YOUR GOAL: Reproduce verbatim every line of the records from the one containing "List all visible" down to the one containing "line-series: [37, 309, 759, 336]", including both of those lines.

Stored records
----

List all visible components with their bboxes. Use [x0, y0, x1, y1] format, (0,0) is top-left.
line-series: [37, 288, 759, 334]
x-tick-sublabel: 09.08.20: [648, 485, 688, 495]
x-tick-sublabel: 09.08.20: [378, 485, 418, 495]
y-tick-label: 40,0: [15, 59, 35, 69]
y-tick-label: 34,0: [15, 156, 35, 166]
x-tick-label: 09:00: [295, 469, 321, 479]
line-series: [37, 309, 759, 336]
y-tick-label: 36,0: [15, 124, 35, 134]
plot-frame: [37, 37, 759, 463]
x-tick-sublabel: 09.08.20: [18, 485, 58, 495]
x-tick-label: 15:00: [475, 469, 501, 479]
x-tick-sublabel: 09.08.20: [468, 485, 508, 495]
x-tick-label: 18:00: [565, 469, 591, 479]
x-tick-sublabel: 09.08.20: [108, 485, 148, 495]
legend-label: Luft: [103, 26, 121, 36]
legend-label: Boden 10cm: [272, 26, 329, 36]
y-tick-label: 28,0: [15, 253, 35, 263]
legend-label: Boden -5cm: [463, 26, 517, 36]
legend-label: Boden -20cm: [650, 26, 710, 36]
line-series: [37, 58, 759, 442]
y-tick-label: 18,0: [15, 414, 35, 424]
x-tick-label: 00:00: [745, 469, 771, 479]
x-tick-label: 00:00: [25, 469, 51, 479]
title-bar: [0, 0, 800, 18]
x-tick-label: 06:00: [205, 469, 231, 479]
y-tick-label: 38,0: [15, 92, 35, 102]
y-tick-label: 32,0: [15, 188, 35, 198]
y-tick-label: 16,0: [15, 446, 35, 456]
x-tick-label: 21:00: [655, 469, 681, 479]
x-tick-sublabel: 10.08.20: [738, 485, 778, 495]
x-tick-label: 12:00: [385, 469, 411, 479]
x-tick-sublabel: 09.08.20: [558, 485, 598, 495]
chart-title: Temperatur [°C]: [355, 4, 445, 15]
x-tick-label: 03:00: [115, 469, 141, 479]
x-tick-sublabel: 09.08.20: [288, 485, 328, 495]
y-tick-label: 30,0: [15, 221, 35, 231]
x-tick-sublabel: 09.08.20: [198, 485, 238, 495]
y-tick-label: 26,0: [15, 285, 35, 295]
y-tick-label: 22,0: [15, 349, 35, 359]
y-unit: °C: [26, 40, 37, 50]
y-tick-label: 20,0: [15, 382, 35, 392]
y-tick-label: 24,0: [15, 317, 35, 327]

----

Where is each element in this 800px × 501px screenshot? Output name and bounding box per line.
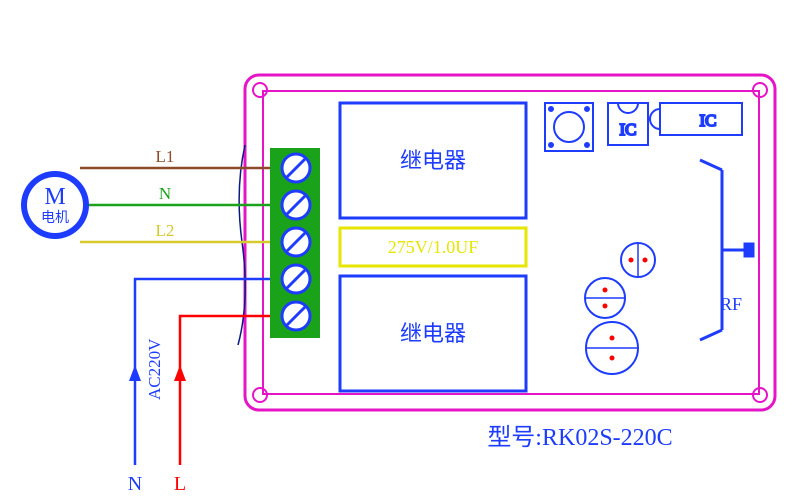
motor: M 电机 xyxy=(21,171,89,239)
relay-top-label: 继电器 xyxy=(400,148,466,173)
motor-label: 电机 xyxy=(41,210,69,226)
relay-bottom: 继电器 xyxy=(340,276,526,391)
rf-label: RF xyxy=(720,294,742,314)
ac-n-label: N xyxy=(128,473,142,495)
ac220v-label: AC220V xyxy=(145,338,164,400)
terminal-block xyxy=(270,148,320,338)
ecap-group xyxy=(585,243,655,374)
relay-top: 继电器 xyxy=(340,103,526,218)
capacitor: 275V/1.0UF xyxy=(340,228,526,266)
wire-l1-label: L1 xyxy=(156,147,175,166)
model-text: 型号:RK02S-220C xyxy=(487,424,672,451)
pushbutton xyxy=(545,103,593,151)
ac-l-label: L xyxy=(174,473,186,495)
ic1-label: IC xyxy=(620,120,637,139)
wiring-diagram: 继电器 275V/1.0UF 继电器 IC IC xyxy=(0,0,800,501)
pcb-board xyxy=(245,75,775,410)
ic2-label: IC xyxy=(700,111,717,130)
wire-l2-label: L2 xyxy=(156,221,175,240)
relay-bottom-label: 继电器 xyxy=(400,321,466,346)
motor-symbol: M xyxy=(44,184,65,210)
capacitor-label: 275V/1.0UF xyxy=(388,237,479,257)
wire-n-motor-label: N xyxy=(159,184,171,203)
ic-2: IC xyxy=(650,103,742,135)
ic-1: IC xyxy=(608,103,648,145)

----

ANSWER IN FULL:
List all visible components with their bboxes. Use [x0, y0, x1, y1] format, (0,0) is top-left.
line-series: [37, 288, 759, 334]
x-tick-sublabel: 09.08.20: [648, 485, 688, 495]
x-tick-sublabel: 09.08.20: [378, 485, 418, 495]
y-tick-label: 40,0: [15, 59, 35, 69]
y-tick-label: 34,0: [15, 156, 35, 166]
x-tick-label: 09:00: [295, 469, 321, 479]
line-series: [37, 309, 759, 336]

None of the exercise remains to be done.